→ GOAL: Find every line containing the word "JSON" and report the count, nothing more.

-- start DATASET RECORDS --

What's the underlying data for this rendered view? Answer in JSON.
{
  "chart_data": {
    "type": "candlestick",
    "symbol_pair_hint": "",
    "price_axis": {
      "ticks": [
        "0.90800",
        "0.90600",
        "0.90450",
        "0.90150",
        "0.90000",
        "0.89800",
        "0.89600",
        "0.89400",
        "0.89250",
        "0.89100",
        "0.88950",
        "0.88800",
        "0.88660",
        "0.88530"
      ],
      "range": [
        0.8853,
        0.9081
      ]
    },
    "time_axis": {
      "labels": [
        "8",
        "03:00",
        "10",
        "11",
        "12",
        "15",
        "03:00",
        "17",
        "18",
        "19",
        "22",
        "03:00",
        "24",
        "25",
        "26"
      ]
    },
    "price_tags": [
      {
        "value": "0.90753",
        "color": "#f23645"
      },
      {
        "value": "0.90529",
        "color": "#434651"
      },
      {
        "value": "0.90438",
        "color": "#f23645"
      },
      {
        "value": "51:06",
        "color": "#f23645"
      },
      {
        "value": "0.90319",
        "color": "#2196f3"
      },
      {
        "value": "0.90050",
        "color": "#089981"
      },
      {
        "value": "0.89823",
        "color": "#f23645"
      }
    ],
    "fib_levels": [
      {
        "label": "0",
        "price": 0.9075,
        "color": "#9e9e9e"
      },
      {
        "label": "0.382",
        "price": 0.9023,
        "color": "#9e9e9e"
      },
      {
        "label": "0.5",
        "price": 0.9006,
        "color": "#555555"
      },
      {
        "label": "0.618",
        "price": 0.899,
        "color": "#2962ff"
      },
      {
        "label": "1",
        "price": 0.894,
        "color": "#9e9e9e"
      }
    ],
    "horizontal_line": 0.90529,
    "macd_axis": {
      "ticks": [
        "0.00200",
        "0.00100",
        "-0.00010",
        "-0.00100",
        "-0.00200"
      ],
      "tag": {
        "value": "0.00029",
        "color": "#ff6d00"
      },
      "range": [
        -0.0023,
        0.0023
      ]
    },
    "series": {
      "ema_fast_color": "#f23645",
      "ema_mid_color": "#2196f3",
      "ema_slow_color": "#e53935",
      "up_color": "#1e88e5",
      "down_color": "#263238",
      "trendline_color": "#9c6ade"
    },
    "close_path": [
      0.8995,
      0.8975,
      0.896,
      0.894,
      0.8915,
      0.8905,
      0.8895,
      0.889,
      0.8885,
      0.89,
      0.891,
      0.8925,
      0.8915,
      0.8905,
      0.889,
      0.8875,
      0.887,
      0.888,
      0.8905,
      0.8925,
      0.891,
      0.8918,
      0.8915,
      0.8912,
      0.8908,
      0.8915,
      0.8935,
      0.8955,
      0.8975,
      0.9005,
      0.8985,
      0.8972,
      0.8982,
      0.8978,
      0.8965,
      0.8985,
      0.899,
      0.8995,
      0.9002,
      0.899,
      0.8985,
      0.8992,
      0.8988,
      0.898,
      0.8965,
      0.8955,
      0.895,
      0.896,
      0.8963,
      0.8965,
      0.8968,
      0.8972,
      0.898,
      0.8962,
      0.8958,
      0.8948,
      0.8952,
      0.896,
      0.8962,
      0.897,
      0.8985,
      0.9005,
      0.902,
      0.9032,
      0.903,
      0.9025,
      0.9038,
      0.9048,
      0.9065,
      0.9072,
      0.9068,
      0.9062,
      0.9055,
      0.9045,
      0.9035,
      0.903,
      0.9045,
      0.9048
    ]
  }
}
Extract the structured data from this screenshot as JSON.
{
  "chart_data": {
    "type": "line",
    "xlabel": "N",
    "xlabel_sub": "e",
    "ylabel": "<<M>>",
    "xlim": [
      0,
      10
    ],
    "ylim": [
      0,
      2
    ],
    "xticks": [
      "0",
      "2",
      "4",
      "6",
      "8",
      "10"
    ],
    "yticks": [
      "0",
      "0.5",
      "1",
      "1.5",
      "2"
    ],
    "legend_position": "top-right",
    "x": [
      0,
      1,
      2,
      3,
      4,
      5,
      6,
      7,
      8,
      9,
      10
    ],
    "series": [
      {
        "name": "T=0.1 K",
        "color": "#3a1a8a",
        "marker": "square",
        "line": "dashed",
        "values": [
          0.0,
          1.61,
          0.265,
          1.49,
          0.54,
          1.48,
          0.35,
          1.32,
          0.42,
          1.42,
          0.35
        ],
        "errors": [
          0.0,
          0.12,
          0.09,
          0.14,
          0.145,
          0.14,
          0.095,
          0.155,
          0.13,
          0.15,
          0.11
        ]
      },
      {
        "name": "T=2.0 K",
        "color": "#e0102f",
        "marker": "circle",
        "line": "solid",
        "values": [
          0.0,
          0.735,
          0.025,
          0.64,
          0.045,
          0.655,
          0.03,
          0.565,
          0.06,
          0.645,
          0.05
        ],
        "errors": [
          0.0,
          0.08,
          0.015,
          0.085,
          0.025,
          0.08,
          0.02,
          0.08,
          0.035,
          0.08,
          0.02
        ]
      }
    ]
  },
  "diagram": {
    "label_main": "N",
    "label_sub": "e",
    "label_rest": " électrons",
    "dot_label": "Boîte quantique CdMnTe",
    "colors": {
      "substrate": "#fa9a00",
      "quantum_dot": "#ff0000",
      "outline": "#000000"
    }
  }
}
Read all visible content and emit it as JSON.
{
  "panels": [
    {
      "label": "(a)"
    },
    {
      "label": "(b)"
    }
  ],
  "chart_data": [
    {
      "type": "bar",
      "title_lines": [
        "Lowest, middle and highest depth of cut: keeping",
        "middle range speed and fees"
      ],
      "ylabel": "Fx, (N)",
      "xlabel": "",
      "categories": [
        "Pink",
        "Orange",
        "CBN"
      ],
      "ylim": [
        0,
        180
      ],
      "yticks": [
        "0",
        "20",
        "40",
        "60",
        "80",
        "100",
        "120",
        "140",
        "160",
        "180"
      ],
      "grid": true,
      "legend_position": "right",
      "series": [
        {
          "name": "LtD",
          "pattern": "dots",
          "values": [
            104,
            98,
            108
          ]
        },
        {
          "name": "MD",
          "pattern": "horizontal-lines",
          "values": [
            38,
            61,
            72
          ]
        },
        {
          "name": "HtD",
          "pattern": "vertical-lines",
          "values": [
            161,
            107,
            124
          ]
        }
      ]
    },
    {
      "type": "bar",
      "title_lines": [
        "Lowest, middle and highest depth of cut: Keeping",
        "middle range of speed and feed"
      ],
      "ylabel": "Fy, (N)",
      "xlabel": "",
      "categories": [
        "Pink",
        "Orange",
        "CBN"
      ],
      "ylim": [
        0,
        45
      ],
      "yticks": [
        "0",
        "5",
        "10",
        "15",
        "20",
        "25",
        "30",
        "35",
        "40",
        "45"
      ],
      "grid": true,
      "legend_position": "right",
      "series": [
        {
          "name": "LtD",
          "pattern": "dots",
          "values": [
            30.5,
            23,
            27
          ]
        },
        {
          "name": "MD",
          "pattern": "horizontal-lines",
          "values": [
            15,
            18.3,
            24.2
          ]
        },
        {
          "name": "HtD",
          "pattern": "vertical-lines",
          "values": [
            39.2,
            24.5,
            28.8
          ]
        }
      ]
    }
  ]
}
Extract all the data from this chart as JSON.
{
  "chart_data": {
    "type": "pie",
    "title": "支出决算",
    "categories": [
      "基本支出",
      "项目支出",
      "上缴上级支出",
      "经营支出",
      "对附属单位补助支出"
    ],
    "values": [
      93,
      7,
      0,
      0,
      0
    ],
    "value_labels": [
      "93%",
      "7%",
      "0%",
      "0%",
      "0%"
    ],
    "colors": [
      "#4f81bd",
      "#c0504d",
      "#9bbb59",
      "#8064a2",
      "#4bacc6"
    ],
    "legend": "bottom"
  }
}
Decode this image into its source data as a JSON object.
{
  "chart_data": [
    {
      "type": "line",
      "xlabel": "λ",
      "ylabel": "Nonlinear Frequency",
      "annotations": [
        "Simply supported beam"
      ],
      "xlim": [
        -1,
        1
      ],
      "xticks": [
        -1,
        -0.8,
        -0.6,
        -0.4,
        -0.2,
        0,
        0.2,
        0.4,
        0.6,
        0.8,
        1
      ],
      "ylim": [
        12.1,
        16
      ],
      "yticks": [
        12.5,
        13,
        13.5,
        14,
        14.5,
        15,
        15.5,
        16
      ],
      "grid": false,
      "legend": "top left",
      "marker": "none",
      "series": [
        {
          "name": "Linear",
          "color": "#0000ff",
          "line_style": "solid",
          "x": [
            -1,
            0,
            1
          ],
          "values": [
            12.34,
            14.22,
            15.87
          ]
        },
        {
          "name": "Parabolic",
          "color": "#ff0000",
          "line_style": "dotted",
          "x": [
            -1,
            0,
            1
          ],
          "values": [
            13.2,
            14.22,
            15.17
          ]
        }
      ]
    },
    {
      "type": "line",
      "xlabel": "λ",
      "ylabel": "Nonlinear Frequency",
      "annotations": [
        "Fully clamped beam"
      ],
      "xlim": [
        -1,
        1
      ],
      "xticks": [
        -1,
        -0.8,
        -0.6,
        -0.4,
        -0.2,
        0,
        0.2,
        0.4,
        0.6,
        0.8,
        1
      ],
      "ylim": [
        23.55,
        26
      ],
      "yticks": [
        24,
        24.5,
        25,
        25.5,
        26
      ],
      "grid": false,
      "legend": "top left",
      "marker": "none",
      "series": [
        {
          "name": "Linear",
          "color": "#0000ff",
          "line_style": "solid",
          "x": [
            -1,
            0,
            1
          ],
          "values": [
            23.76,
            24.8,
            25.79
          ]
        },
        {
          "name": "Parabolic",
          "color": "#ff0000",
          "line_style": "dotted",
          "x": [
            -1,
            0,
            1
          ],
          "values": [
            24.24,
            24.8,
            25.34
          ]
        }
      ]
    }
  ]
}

-- end DATASET RECORDS --

→ COMPLETE OUTPUT: 5